— Start of Listed records —
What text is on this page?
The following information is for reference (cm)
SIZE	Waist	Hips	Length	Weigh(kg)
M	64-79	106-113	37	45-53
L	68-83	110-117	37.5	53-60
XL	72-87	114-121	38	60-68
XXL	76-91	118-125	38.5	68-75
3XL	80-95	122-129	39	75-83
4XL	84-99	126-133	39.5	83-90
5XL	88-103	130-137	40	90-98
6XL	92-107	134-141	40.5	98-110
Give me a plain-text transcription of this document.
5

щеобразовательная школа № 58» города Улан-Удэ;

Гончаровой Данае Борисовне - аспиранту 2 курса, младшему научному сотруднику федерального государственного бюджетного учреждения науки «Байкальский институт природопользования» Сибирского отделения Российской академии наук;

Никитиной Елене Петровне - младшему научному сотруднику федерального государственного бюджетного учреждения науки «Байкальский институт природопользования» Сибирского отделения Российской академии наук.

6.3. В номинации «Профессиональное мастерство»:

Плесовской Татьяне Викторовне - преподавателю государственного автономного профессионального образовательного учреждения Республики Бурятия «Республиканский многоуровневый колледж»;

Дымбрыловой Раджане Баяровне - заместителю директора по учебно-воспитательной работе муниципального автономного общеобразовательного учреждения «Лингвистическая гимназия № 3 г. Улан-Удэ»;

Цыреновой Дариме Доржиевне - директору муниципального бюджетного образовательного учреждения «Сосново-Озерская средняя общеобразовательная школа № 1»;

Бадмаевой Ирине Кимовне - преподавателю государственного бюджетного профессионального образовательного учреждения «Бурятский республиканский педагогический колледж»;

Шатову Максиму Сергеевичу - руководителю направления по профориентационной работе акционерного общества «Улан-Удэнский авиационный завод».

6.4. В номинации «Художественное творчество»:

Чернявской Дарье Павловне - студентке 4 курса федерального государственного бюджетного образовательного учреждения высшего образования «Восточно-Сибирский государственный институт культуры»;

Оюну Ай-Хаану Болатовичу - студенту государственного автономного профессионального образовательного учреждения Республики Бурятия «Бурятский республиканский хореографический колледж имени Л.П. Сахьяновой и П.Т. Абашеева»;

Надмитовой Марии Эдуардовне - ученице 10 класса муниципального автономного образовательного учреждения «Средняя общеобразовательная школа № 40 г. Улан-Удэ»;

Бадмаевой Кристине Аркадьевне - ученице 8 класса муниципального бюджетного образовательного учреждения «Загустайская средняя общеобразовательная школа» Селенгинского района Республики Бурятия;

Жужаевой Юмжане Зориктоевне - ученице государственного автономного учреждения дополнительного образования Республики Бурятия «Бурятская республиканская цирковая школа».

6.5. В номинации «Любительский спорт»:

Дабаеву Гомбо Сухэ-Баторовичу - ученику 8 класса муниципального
— End of Listed records —
Task instructions – Write out every line of the material again, exactly as it reads.

Output of the task –
What text is on this page?
The following information is for reference (cm)
SIZE	Waist	Hips	Length	Weigh(kg)
M	64-79	106-113	37	45-53
L	68-83	110-117	37.5	53-60
XL	72-87	114-121	38	60-68
XXL	76-91	118-125	38.5	68-75
3XL	80-95	122-129	39	75-83
4XL	84-99	126-133	39.5	83-90
5XL	88-103	130-137	40	90-98
6XL	92-107	134-141	40.5	98-110
Give me a plain-text transcription of this document.
5

щеобразовательная школа № 58» города Улан-Удэ;

Гончаровой Данае Борисовне - аспиранту 2 курса, младшему научному сотруднику федерального государственного бюджетного учреждения науки «Байкальский институт природопользования» Сибирского отделения Российской академии наук;

Никитиной Елене Петровне - младшему научному сотруднику федерального государственного бюджетного учреждения науки «Байкальский институт природопользования» Сибирского отделения Российской академии наук.

6.3. В номинации «Профессиональное мастерство»:

Плесовской Татьяне Викторовне - преподавателю государственного автономного профессионального образовательного учреждения Республики Бурятия «Республиканский многоуровневый колледж»;

Дымбрыловой Раджане Баяровне - заместителю директора по учебно-воспитательной работе муниципального автономного общеобразовательного учреждения «Лингвистическая гимназия № 3 г. Улан-Удэ»;

Цыреновой Дариме Доржиевне - директору муниципального бюджетного образовательного учреждения «Сосново-Озерская средняя общеобразовательная школа № 1»;

Бадмаевой Ирине Кимовне - преподавателю государственного бюджетного профессионального образовательного учреждения «Бурятский республиканский педагогический колледж»;

Шатову Максиму Сергеевичу - руководителю направления по профориентационной работе акционерного общества «Улан-Удэнский авиационный завод».

6.4. В номинации «Художественное творчество»:

Чернявской Дарье Павловне - студентке 4 курса федерального государственного бюджетного образовательного учреждения высшего образования «Восточно-Сибирский государственный институт культуры»;

Оюну Ай-Хаану Болатовичу - студенту государственного автономного профессионального образовательного учреждения Республики Бурятия «Бурятский республиканский хореографический колледж имени Л.П. Сахьяновой и П.Т. Абашеева»;

Надмитовой Марии Эдуардовне - ученице 10 класса муниципального автономного образовательного учреждения «Средняя общеобразовательная школа № 40 г. Улан-Удэ»;

Бадмаевой Кристине Аркадьевне - ученице 8 класса муниципального бюджетного образовательного учреждения «Загустайская средняя общеобразовательная школа» Селенгинского района Республики Бурятия;

Жужаевой Юмжане Зориктоевне - ученице государственного автономного учреждения дополнительного образования Республики Бурятия «Бурятская республиканская цирковая школа».

6.5. В номинации «Любительский спорт»:

Дабаеву Гомбо Сухэ-Баторовичу - ученику 8 класса муниципального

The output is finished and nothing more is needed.